> **What you have to do**: From the listing below, pull each line that includes "JSON".

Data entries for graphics
........
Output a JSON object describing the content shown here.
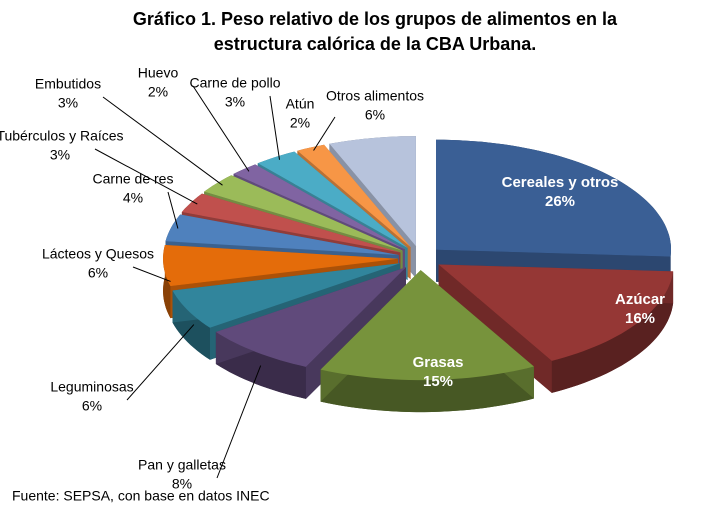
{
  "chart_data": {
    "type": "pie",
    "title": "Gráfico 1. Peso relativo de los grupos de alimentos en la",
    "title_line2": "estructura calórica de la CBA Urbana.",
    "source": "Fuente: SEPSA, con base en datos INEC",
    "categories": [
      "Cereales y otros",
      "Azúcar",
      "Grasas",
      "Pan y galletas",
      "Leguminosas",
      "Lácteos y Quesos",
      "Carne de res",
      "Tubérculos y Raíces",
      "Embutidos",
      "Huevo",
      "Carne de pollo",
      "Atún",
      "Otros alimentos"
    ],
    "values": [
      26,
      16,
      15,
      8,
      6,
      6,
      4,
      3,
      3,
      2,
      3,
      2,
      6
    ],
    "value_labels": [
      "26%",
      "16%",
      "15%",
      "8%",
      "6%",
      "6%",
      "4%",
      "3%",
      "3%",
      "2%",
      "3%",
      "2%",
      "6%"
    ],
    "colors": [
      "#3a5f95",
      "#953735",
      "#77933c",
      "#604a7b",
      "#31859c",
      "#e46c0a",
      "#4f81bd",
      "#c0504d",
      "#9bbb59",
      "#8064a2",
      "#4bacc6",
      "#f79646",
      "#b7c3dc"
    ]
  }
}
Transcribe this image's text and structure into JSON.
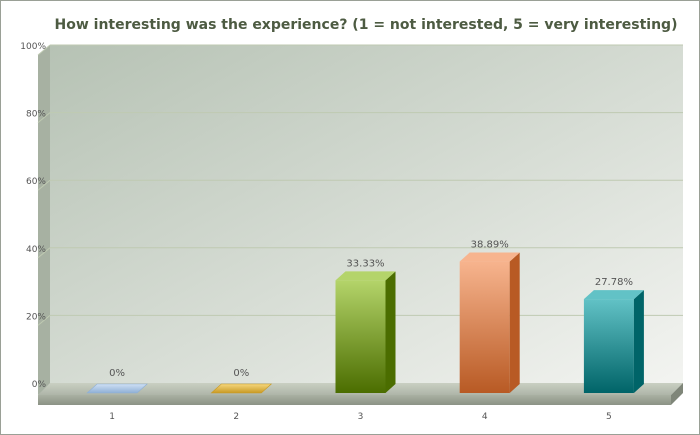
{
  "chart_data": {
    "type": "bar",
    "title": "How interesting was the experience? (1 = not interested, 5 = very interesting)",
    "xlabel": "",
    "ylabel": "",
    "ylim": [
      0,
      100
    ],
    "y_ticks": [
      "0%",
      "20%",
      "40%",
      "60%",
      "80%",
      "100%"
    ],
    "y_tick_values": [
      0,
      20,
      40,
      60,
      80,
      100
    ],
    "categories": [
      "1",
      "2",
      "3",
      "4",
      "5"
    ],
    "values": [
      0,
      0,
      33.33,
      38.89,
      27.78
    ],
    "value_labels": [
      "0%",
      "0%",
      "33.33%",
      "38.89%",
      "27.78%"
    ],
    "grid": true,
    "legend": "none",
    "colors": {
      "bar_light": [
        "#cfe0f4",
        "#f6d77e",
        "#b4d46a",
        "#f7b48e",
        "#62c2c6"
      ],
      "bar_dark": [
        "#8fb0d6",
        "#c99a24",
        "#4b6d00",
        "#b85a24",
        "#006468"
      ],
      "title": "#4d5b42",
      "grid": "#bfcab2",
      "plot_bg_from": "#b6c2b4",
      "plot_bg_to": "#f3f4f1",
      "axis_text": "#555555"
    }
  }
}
........
> **Task solution**:
Output a JSON object describing the content shown here.
Transcribe this image's text and structure into JSON.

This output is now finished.